WORK TO DO:
Copy out every line that contains the word "this".

[Stored data]
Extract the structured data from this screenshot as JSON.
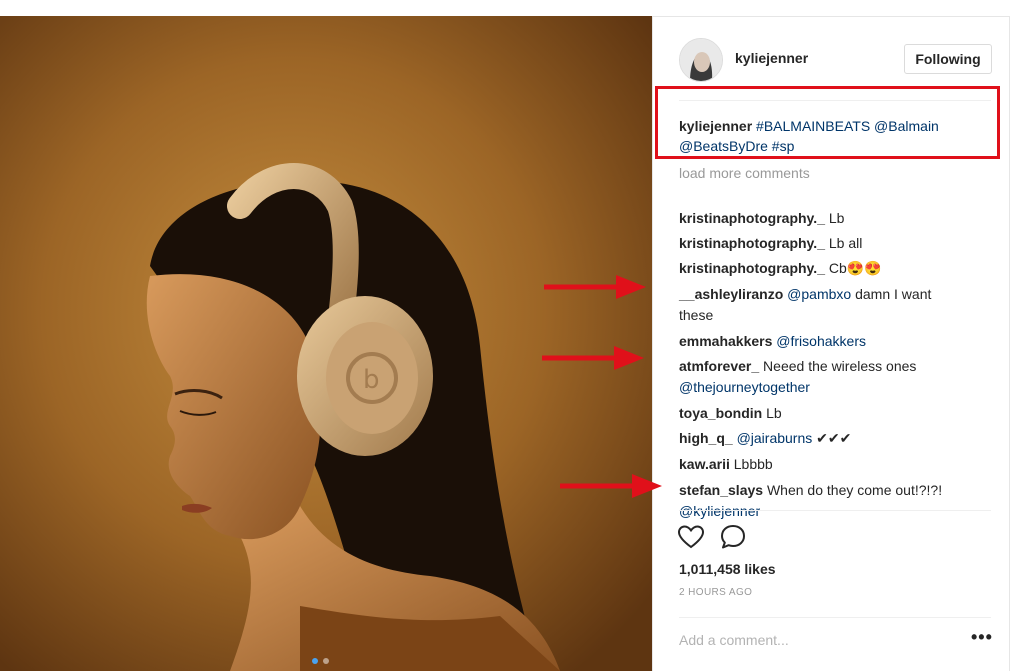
{
  "post": {
    "username": "kyliejenner",
    "follow_label": "Following",
    "caption": {
      "user": "kyliejenner",
      "line1_text": "#BALMAINBEATS @Balmain",
      "line2_text": "@BeatsByDre #sp"
    },
    "load_more": "load more comments",
    "comments": [
      {
        "user": "kristinaphotography._",
        "text": "Lb",
        "cont": ""
      },
      {
        "user": "kristinaphotography._",
        "text": "Lb all",
        "cont": ""
      },
      {
        "user": "kristinaphotography._",
        "text": "Cb😍😍",
        "cont": ""
      },
      {
        "user": "__ashleyliranzo",
        "text": "@pambxo damn I want",
        "cont": "these"
      },
      {
        "user": "emmahakkers",
        "text": "@frisohakkers",
        "cont": ""
      },
      {
        "user": "atmforever_",
        "text": "Neeed the wireless ones",
        "cont": "@thejourneytogether"
      },
      {
        "user": "toya_bondin",
        "text": "Lb",
        "cont": ""
      },
      {
        "user": "high_q_",
        "text": "@jairaburns ✔✔✔",
        "cont": ""
      },
      {
        "user": "kaw.arii",
        "text": "Lbbbb",
        "cont": ""
      },
      {
        "user": "stefan_slays",
        "text": "When do they come out!?!?!",
        "cont": "@kyliejenner"
      }
    ],
    "likes": "1,011,458 likes",
    "time": "2 HOURS AGO",
    "add_comment_placeholder": "Add a comment...",
    "more_label": "•••"
  },
  "colors": {
    "annotation": "#e0101a",
    "link": "#003569",
    "carousel_active": "#4aa3f0"
  },
  "icons": [
    "heart-icon",
    "comment-icon",
    "more-options-icon"
  ]
}
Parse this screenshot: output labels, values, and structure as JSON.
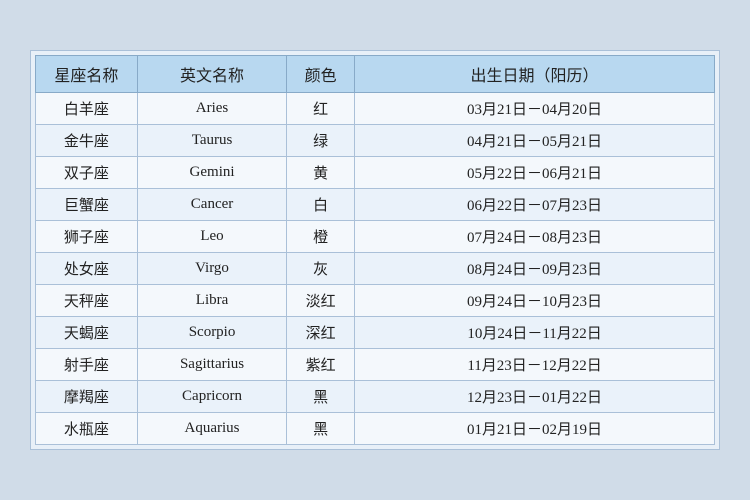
{
  "table": {
    "headers": [
      "星座名称",
      "英文名称",
      "颜色",
      "出生日期（阳历）"
    ],
    "rows": [
      {
        "zh": "白羊座",
        "en": "Aries",
        "color": "红",
        "date": "03月21日－04月20日"
      },
      {
        "zh": "金牛座",
        "en": "Taurus",
        "color": "绿",
        "date": "04月21日－05月21日"
      },
      {
        "zh": "双子座",
        "en": "Gemini",
        "color": "黄",
        "date": "05月22日－06月21日"
      },
      {
        "zh": "巨蟹座",
        "en": "Cancer",
        "color": "白",
        "date": "06月22日－07月23日"
      },
      {
        "zh": "狮子座",
        "en": "Leo",
        "color": "橙",
        "date": "07月24日－08月23日"
      },
      {
        "zh": "处女座",
        "en": "Virgo",
        "color": "灰",
        "date": "08月24日－09月23日"
      },
      {
        "zh": "天秤座",
        "en": "Libra",
        "color": "淡红",
        "date": "09月24日－10月23日"
      },
      {
        "zh": "天蝎座",
        "en": "Scorpio",
        "color": "深红",
        "date": "10月24日－11月22日"
      },
      {
        "zh": "射手座",
        "en": "Sagittarius",
        "color": "紫红",
        "date": "11月23日－12月22日"
      },
      {
        "zh": "摩羯座",
        "en": "Capricorn",
        "color": "黑",
        "date": "12月23日－01月22日"
      },
      {
        "zh": "水瓶座",
        "en": "Aquarius",
        "color": "黑",
        "date": "01月21日－02月19日"
      }
    ]
  }
}
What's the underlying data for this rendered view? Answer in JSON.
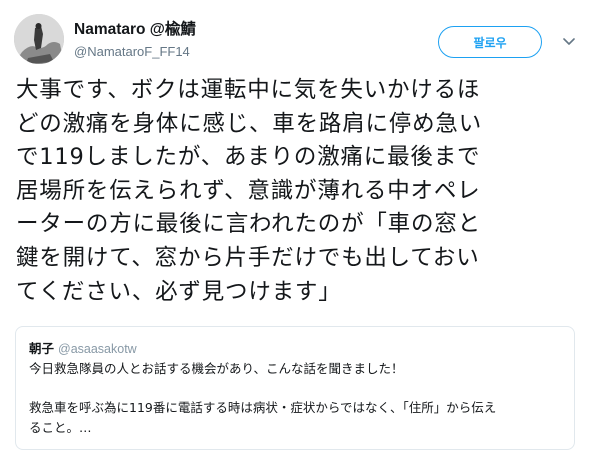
{
  "tweet": {
    "author": {
      "display_name": "Namataro @楡鯖",
      "handle": "@NamataroF_FF14",
      "avatar_icon": "avatar-icon"
    },
    "follow_label": "팔로우",
    "caret_icon": "chevron-down-icon",
    "text_lines": [
      "大事です、ボクは運転中に気を失いかけるほ",
      "どの激痛を身体に感じ、車を路肩に停め急い",
      "で119しましたが、あまりの激痛に最後まで",
      "居場所を伝えられず、意識が薄れる中オペレ",
      "ーターの方に最後に言われたのが「車の窓と",
      "鍵を開けて、窓から片手だけでも出しておい",
      "てください、必ず見つけます」"
    ]
  },
  "quoted": {
    "name": "朝子",
    "handle": "@asaasakotw",
    "lines": [
      "今日救急隊員の人とお話する機会があり、こんな話を聞きました！",
      "",
      "救急車を呼ぶ為に119番に電話する時は病状・症状からではなく、「住所」から伝え",
      "ること。…"
    ]
  },
  "colors": {
    "accent": "#1da1f2",
    "text": "#14171a",
    "muted": "#657786",
    "border": "#e1e8ed"
  }
}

THE REPLY:
Extract the structured data from this screenshot as JSON.
Parse this screenshot: output labels, values, and structure as JSON.
What's the underlying data for this rendered view? Answer in JSON.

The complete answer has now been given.